- _Challenge_
Transcribe the material verbatim in full; the pictures do not belong in the copy.

Figure data in JSON
[start]

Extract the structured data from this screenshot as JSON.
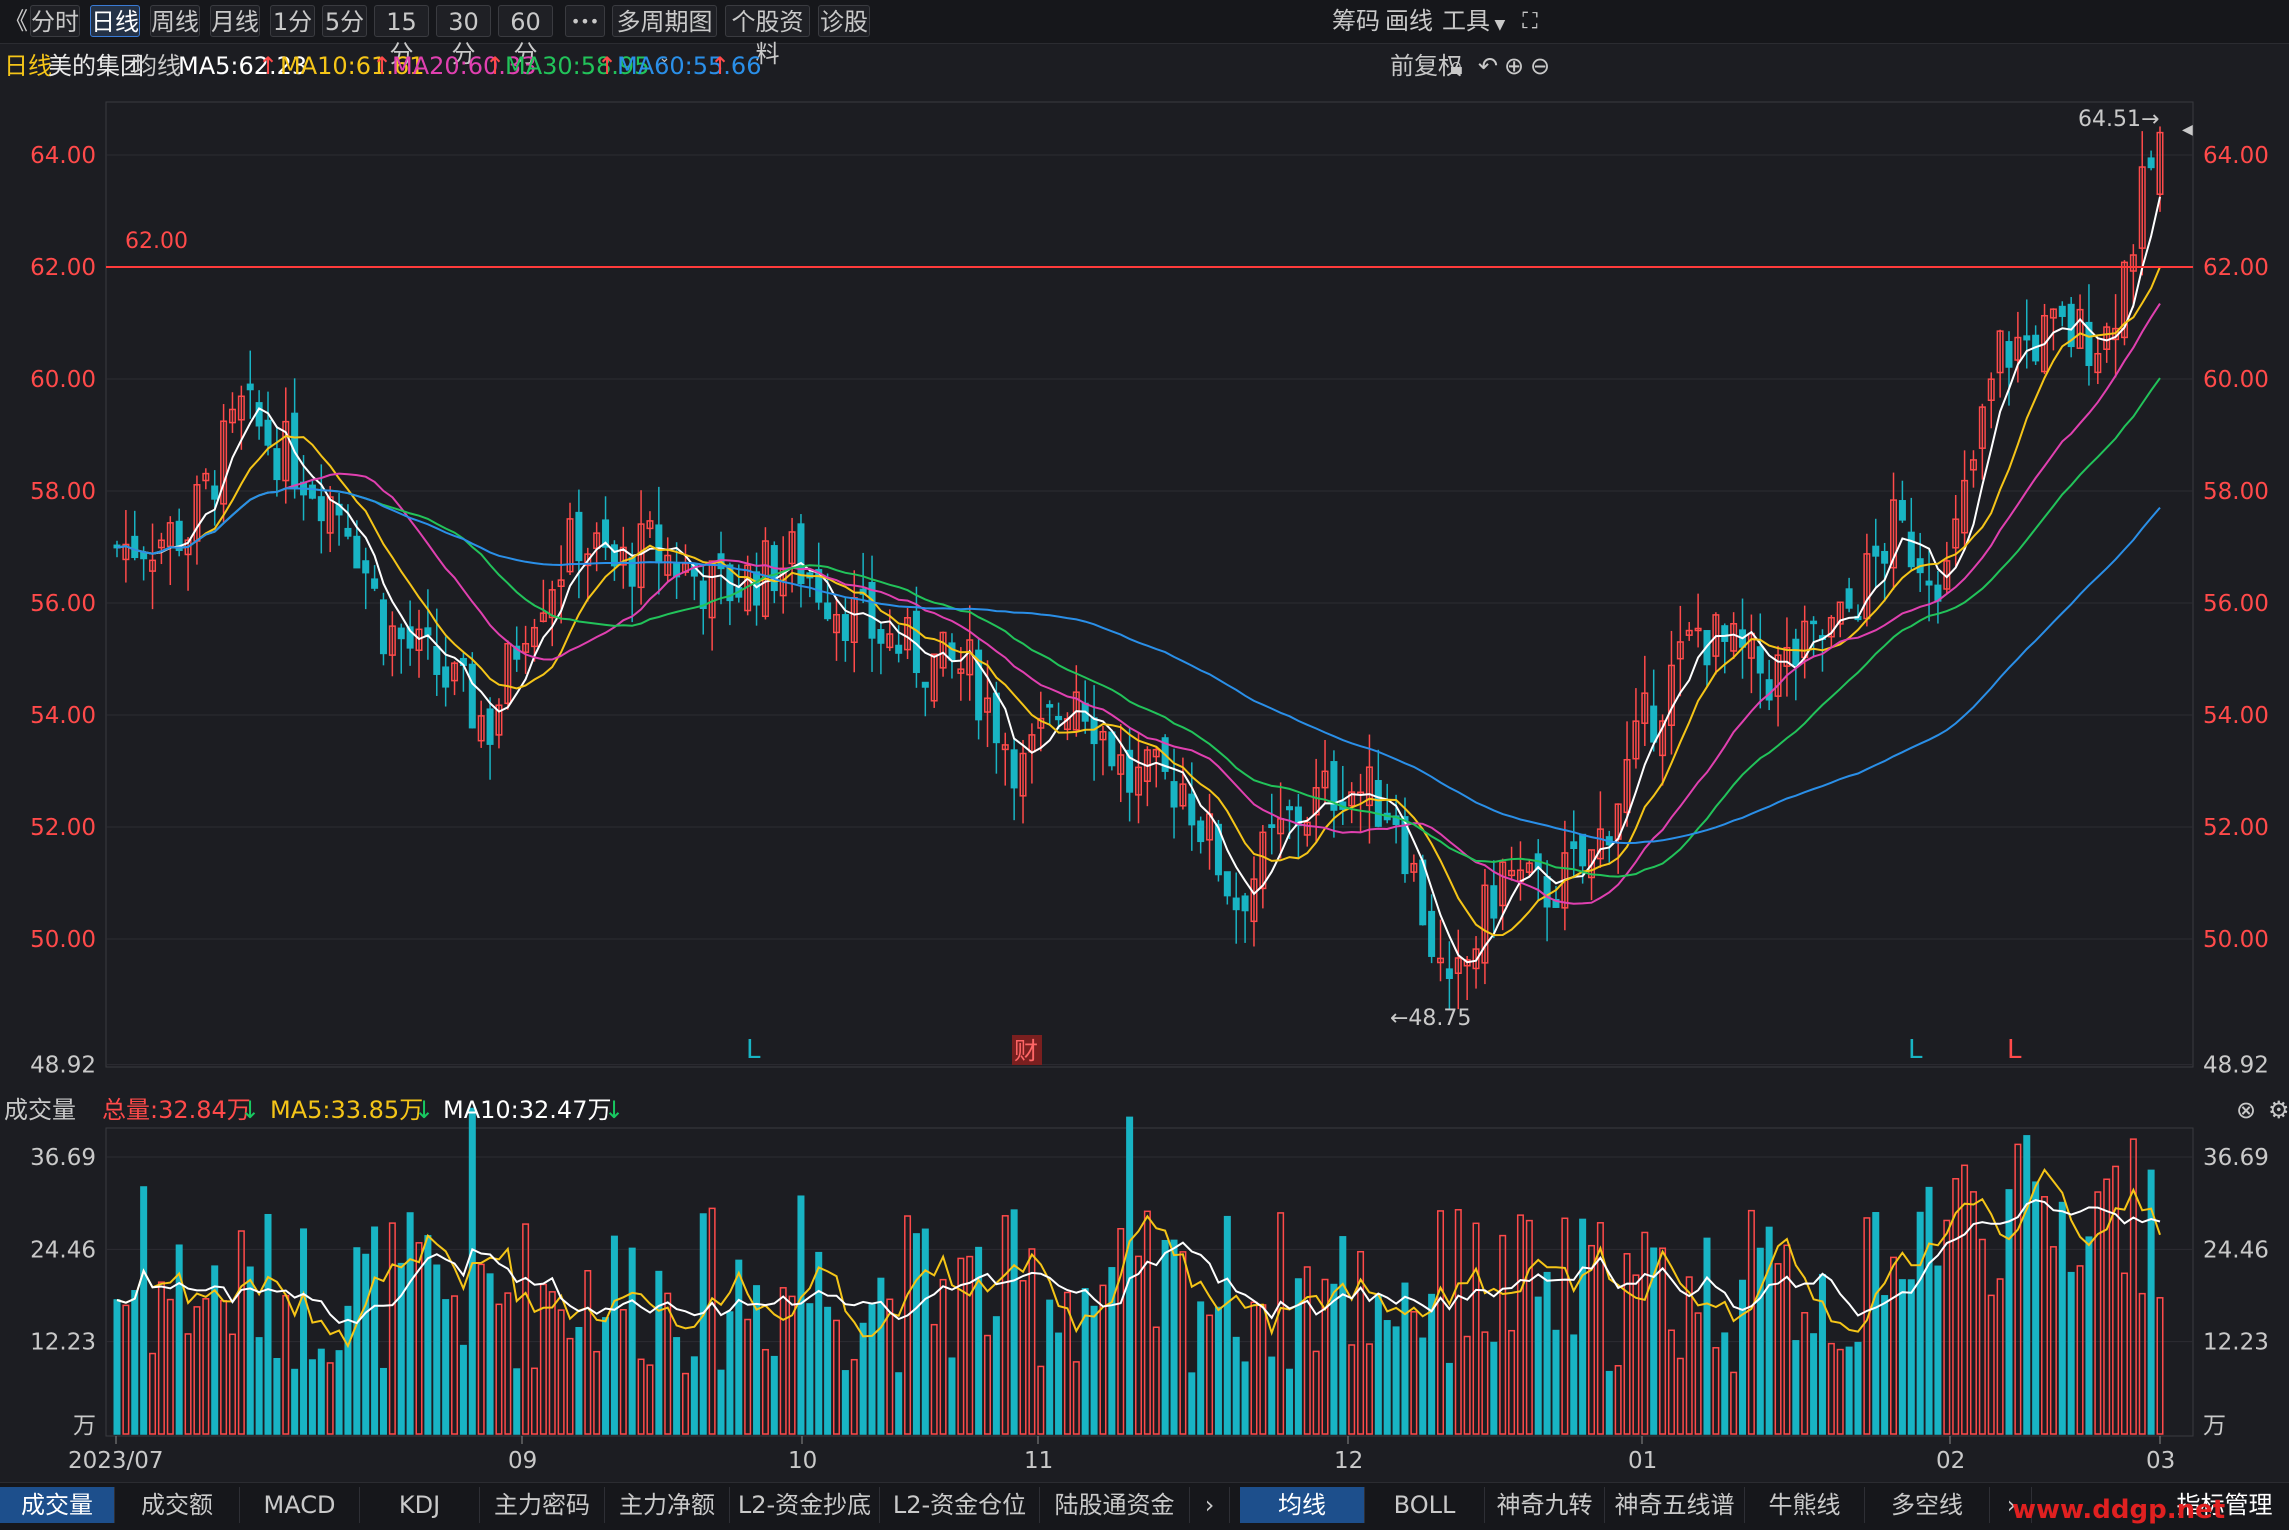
{
  "toolbar": {
    "back": "《",
    "periods": [
      "分时",
      "日线",
      "周线",
      "月线",
      "1分",
      "5分",
      "15分",
      "30分",
      "60分"
    ],
    "more": "•••",
    "multi": "多周期图",
    "profile": "个股资料",
    "diag": "诊股",
    "chips": "筹码",
    "draw": "画线",
    "tools": "工具"
  },
  "info": {
    "period": "日线",
    "name": "美的集团",
    "ma_label": "均线",
    "ma5": "MA5:62.23",
    "ma10": "MA10:61.61",
    "ma20": "MA20:60.33",
    "ma30": "MA30:58.95",
    "ma60": "MA60:55.66",
    "adjust": "前复权"
  },
  "volume": {
    "label": "成交量",
    "total": "总量:32.84万",
    "ma5": "MA5:33.85万",
    "ma10": "MA10:32.47万"
  },
  "price_axis": [
    "64.00",
    "62.00",
    "60.00",
    "58.00",
    "56.00",
    "54.00",
    "52.00",
    "50.00"
  ],
  "volume_axis": [
    "48.92",
    "36.69",
    "24.46",
    "12.23",
    "万"
  ],
  "date_labels": [
    "2023/07",
    "09",
    "10",
    "11",
    "12",
    "01",
    "02",
    "03"
  ],
  "annotations": {
    "high": "64.51→",
    "low": "←48.75",
    "hline": "62.00",
    "marks": [
      "L",
      "财",
      "L",
      "L"
    ]
  },
  "tabs_left": [
    "成交量",
    "成交额",
    "MACD",
    "KDJ",
    "主力密码",
    "主力净额",
    "L2-资金抄底",
    "L2-资金仓位",
    "陆股通资金"
  ],
  "tabs_right": [
    "均线",
    "BOLL",
    "神奇九转",
    "神奇五线谱",
    "牛熊线",
    "多空线"
  ],
  "tabs_manage": "指标管理",
  "watermark": "www.ddgp.net",
  "colors": {
    "up": "#ff4a4a",
    "down": "#18b4c4",
    "ma5": "#ffffff",
    "ma10": "#f5c518",
    "ma20": "#e040b0",
    "ma30": "#22c35a",
    "ma60": "#2a8fe8",
    "accent": "#3a7bd5"
  },
  "chart_data": {
    "type": "candlestick",
    "title": "美的集团",
    "period": "日线",
    "ylim": [
      48,
      65
    ],
    "hline": 62.0,
    "high": 64.51,
    "low": 48.75,
    "x_ticks": [
      "2023/07",
      "09",
      "10",
      "11",
      "12",
      "01",
      "02",
      "03"
    ],
    "volume_ylim": [
      0,
      52
    ],
    "volume_unit": "万"
  }
}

[end]

- _Written answer_
Extract the structured data from this screenshot as JSON.
{
  "toolbar": {
    "back": "《",
    "periods": [
      "分时",
      "日线",
      "周线",
      "月线",
      "1分",
      "5分",
      "15分",
      "30分",
      "60分"
    ],
    "more": "•••",
    "multi": "多周期图",
    "profile": "个股资料",
    "diag": "诊股",
    "chips": "筹码",
    "draw": "画线",
    "tools": "工具"
  },
  "info": {
    "period": "日线",
    "name": "美的集团",
    "ma_label": "均线",
    "ma5": "MA5:62.23",
    "ma10": "MA10:61.61",
    "ma20": "MA20:60.33",
    "ma30": "MA30:58.95",
    "ma60": "MA60:55.66",
    "adjust": "前复权"
  },
  "volume": {
    "label": "成交量",
    "total": "总量:32.84万",
    "ma5": "MA5:33.85万",
    "ma10": "MA10:32.47万"
  },
  "price_axis": [
    "64.00",
    "62.00",
    "60.00",
    "58.00",
    "56.00",
    "54.00",
    "52.00",
    "50.00"
  ],
  "volume_axis": [
    "48.92",
    "36.69",
    "24.46",
    "12.23",
    "万"
  ],
  "date_labels": [
    "2023/07",
    "09",
    "10",
    "11",
    "12",
    "01",
    "02",
    "03"
  ],
  "annotations": {
    "high": "64.51→",
    "low": "←48.75",
    "hline": "62.00",
    "marks": [
      "L",
      "财",
      "L",
      "L"
    ]
  },
  "tabs_left": [
    "成交量",
    "成交额",
    "MACD",
    "KDJ",
    "主力密码",
    "主力净额",
    "L2-资金抄底",
    "L2-资金仓位",
    "陆股通资金"
  ],
  "tabs_right": [
    "均线",
    "BOLL",
    "神奇九转",
    "神奇五线谱",
    "牛熊线",
    "多空线"
  ],
  "tabs_manage": "指标管理",
  "watermark": "www.ddgp.net",
  "colors": {
    "up": "#ff4a4a",
    "down": "#18b4c4",
    "ma5": "#ffffff",
    "ma10": "#f5c518",
    "ma20": "#e040b0",
    "ma30": "#22c35a",
    "ma60": "#2a8fe8",
    "accent": "#3a7bd5"
  },
  "chart_data": {
    "type": "candlestick",
    "title": "美的集团",
    "period": "日线",
    "ylim": [
      48,
      65
    ],
    "hline": 62.0,
    "high": 64.51,
    "low": 48.75,
    "x_ticks": [
      "2023/07",
      "09",
      "10",
      "11",
      "12",
      "01",
      "02",
      "03"
    ],
    "volume_ylim": [
      0,
      52
    ],
    "volume_unit": "万"
  }
}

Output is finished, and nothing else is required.